## begin Given entries

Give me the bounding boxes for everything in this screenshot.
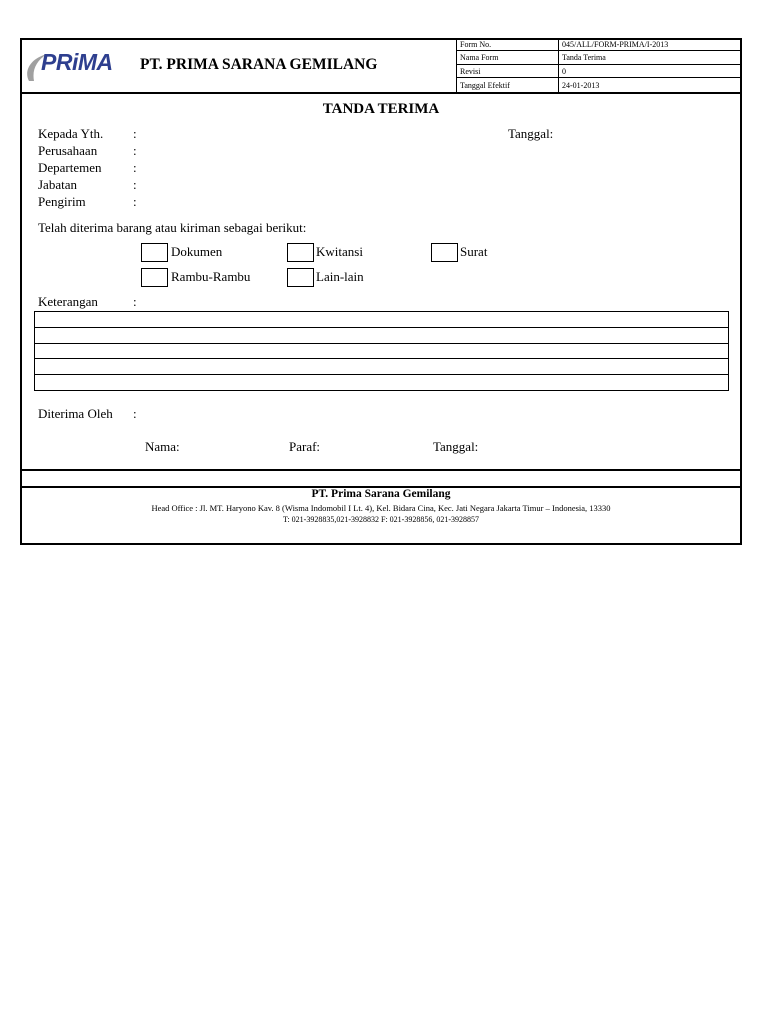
notes-label: Keterangan [38, 294, 98, 309]
notes-line[interactable] [35, 328, 728, 344]
field-label-perusahaan: Perusahaan [38, 143, 98, 158]
footer-address: Head Office : Jl. MT. Haryono Kav. 8 (Wisma Indomobil I Lt. 4), Kel. Bidara Cina, Kec. Jati Negara Jakarta Timur – Indonesia, 13330 [151, 503, 611, 513]
received-by-label: Diterima Oleh [38, 406, 113, 421]
meta-value: Tanda Terima [562, 53, 606, 62]
form-title: TANDA TERIMA [322, 101, 440, 117]
checkbox-dokumen[interactable] [141, 243, 168, 262]
logo-text: PRiMA [41, 50, 113, 75]
meta-row-form-no [457, 38, 742, 51]
received-by-colon: : [133, 406, 137, 421]
checkbox-rambu-rambu[interactable] [141, 268, 168, 287]
items-intro: Telah diterima barang atau kiriman sebagai berikut: [38, 220, 307, 235]
checkbox-label-surat: Surat [460, 244, 488, 259]
tanda-terima-form [20, 38, 742, 545]
notes-colon: : [133, 294, 137, 309]
prima-logo [26, 50, 118, 82]
meta-row-tanggal-efektif [457, 78, 742, 93]
field-colon: : [133, 126, 137, 141]
notes-line[interactable] [35, 312, 728, 328]
field-colon: : [133, 143, 137, 158]
notes-line[interactable] [35, 359, 728, 375]
footer-divider-top [20, 469, 742, 471]
checkbox-kwitansi[interactable] [287, 243, 314, 262]
footer-phone: T: 021-3928835,021-3928832 F: 021-3928856, 021-3928857 [282, 515, 480, 524]
name-label: Nama: [145, 439, 180, 454]
meta-row-nama-form [457, 51, 742, 65]
header-divider [20, 92, 742, 94]
paraf-label: Paraf: [289, 439, 321, 454]
receipt-date-label: Tanggal: [433, 439, 479, 454]
form-meta-table [456, 38, 742, 93]
checkbox-label-dokumen: Dokumen [171, 244, 223, 259]
checkbox-lain-lain[interactable] [287, 268, 314, 287]
field-label-jabatan: Jabatan [38, 177, 77, 192]
meta-label: Tanggal Efektif [457, 78, 559, 93]
date-label: Tanggal: [508, 126, 554, 141]
meta-value: 24-01-2013 [562, 81, 600, 90]
field-label-departemen: Departemen [38, 160, 102, 175]
meta-value: 045/ALL/FORM-PRIMA/I-2013 [562, 39, 669, 49]
field-colon: : [133, 177, 137, 192]
checkbox-label-rambu-rambu: Rambu-Rambu [171, 269, 251, 284]
meta-row-revisi [457, 65, 742, 78]
meta-label: Form No. [457, 38, 559, 50]
checkbox-surat[interactable] [431, 243, 458, 262]
meta-label: Nama Form [457, 51, 559, 64]
field-label-kepada-yth: Kepada Yth. [38, 126, 104, 141]
notes-lines-box [34, 311, 729, 391]
company-name: PT. PRIMA SARANA GEMILANG [140, 56, 378, 73]
meta-value: 0 [562, 66, 566, 76]
field-colon: : [133, 194, 137, 209]
checkbox-label-kwitansi: Kwitansi [316, 244, 363, 259]
checkbox-label-lain-lain: Lain-lain [316, 269, 364, 284]
field-label-pengirim: Pengirim [38, 194, 86, 209]
footer-company-name: PT. Prima Sarana Gemilang [311, 488, 451, 500]
notes-line[interactable] [35, 375, 728, 390]
notes-line[interactable] [35, 344, 728, 360]
field-colon: : [133, 160, 137, 175]
meta-label: Revisi [457, 65, 559, 77]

## end Given entries

### [Problem to work on]
Could you quote every line, word for word, from the line with "notes-label: Keterangan [38, 294, 98, 309]" to the line with "date-label: Tanggal: [508, 126, 554, 141]", both included?

### [Output of the exercise]
notes-label: Keterangan [38, 294, 98, 309]
notes-line[interactable] [35, 328, 728, 344]
field-label-perusahaan: Perusahaan [38, 143, 98, 158]
footer-address: Head Office : Jl. MT. Haryono Kav. 8 (Wisma Indomobil I Lt. 4), Kel. Bidara Cina, Kec. Jati Negara Jakarta Timur – Indonesia, 13330 [151, 503, 611, 513]
received-by-label: Diterima Oleh [38, 406, 113, 421]
meta-value: Tanda Terima [562, 53, 606, 62]
form-title: TANDA TERIMA [322, 101, 440, 117]
checkbox-dokumen[interactable] [141, 243, 168, 262]
logo-text: PRiMA [41, 50, 113, 75]
meta-row-form-no [457, 38, 742, 51]
received-by-colon: : [133, 406, 137, 421]
checkbox-rambu-rambu[interactable] [141, 268, 168, 287]
items-intro: Telah diterima barang atau kiriman sebagai berikut: [38, 220, 307, 235]
checkbox-label-surat: Surat [460, 244, 488, 259]
tanda-terima-form [20, 38, 742, 545]
notes-colon: : [133, 294, 137, 309]
prima-logo [26, 50, 118, 82]
meta-row-tanggal-efektif [457, 78, 742, 93]
field-colon: : [133, 126, 137, 141]
notes-line[interactable] [35, 312, 728, 328]
field-colon: : [133, 143, 137, 158]
notes-line[interactable] [35, 359, 728, 375]
footer-divider-top [20, 469, 742, 471]
checkbox-kwitansi[interactable] [287, 243, 314, 262]
footer-phone: T: 021-3928835,021-3928832 F: 021-3928856, 021-3928857 [282, 515, 480, 524]
name-label: Nama: [145, 439, 180, 454]
meta-row-nama-form [457, 51, 742, 65]
header-divider [20, 92, 742, 94]
paraf-label: Paraf: [289, 439, 321, 454]
receipt-date-label: Tanggal: [433, 439, 479, 454]
form-meta-table [456, 38, 742, 93]
checkbox-label-dokumen: Dokumen [171, 244, 223, 259]
checkbox-lain-lain[interactable] [287, 268, 314, 287]
field-label-jabatan: Jabatan [38, 177, 77, 192]
meta-label: Tanggal Efektif [457, 78, 559, 93]
date-label: Tanggal: [508, 126, 554, 141]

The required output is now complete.